**GIVEN PROBLEM**
Return the entries below verbatim. Pictures stay out.

[Extracted data entries]
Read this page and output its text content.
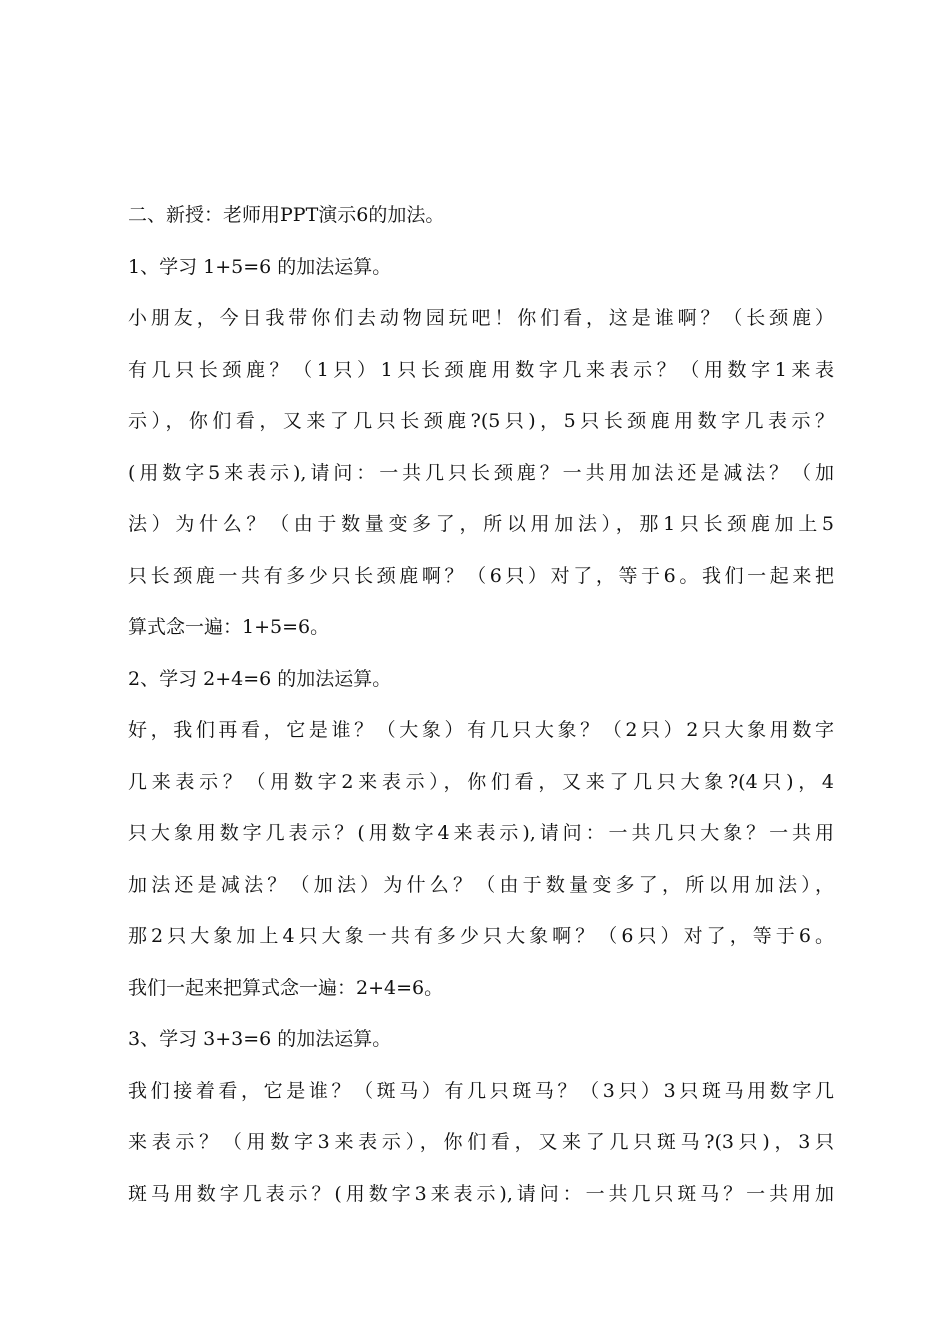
二、新授：老师用PPT演示6的加法。
1、学习 1+5=6 的加法运算。
小朋友，今日我带你们去动物园玩吧！你们看，这是谁啊？（长颈鹿）
有几只长颈鹿？（1只）1只长颈鹿用数字几来表示？（用数字1来表
示），你们看，又来了几只长颈鹿?(5只)，5只长颈鹿用数字几表示？
(用数字5来表示),请问：一共几只长颈鹿？一共用加法还是减法？（加
法）为什么？（由于数量变多了，所以用加法），那1只长颈鹿加上5
只长颈鹿一共有多少只长颈鹿啊？（6只）对了，等于6。我们一起来把
算式念一遍：1+5=6。
2、学习 2+4=6 的加法运算。
好，我们再看，它是谁？（大象）有几只大象？（2只）2只大象用数字
几来表示？（用数字2来表示），你们看，又来了几只大象?(4只)，4
只大象用数字几表示？(用数字4来表示),请问：一共几只大象？一共用
加法还是减法？（加法）为什么？（由于数量变多了，所以用加法），
那2只大象加上4只大象一共有多少只大象啊？（6只）对了，等于6。
我们一起来把算式念一遍：2+4=6。
3、学习 3+3=6 的加法运算。
我们接着看，它是谁？（斑马）有几只斑马？（3只）3只斑马用数字几
来表示？（用数字3来表示），你们看，又来了几只斑马?(3只)，3只
斑马用数字几表示？(用数字3来表示),请问：一共几只斑马？一共用加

**EXPECTED ANSWER**
Read this page and output its text content.
二、新授：老师用PPT演示6的加法。
1、学习 1+5=6 的加法运算。
小朋友，今日我带你们去动物园玩吧！你们看，这是谁啊？（长颈鹿）
有几只长颈鹿？（1只）1只长颈鹿用数字几来表示？（用数字1来表
示），你们看，又来了几只长颈鹿?(5只)，5只长颈鹿用数字几表示？
(用数字5来表示),请问：一共几只长颈鹿？一共用加法还是减法？（加
法）为什么？（由于数量变多了，所以用加法），那1只长颈鹿加上5
只长颈鹿一共有多少只长颈鹿啊？（6只）对了，等于6。我们一起来把
算式念一遍：1+5=6。
2、学习 2+4=6 的加法运算。
好，我们再看，它是谁？（大象）有几只大象？（2只）2只大象用数字
几来表示？（用数字2来表示），你们看，又来了几只大象?(4只)，4
只大象用数字几表示？(用数字4来表示),请问：一共几只大象？一共用
加法还是减法？（加法）为什么？（由于数量变多了，所以用加法），
那2只大象加上4只大象一共有多少只大象啊？（6只）对了，等于6。
我们一起来把算式念一遍：2+4=6。
3、学习 3+3=6 的加法运算。
我们接着看，它是谁？（斑马）有几只斑马？（3只）3只斑马用数字几
来表示？（用数字3来表示），你们看，又来了几只斑马?(3只)，3只
斑马用数字几表示？(用数字3来表示),请问：一共几只斑马？一共用加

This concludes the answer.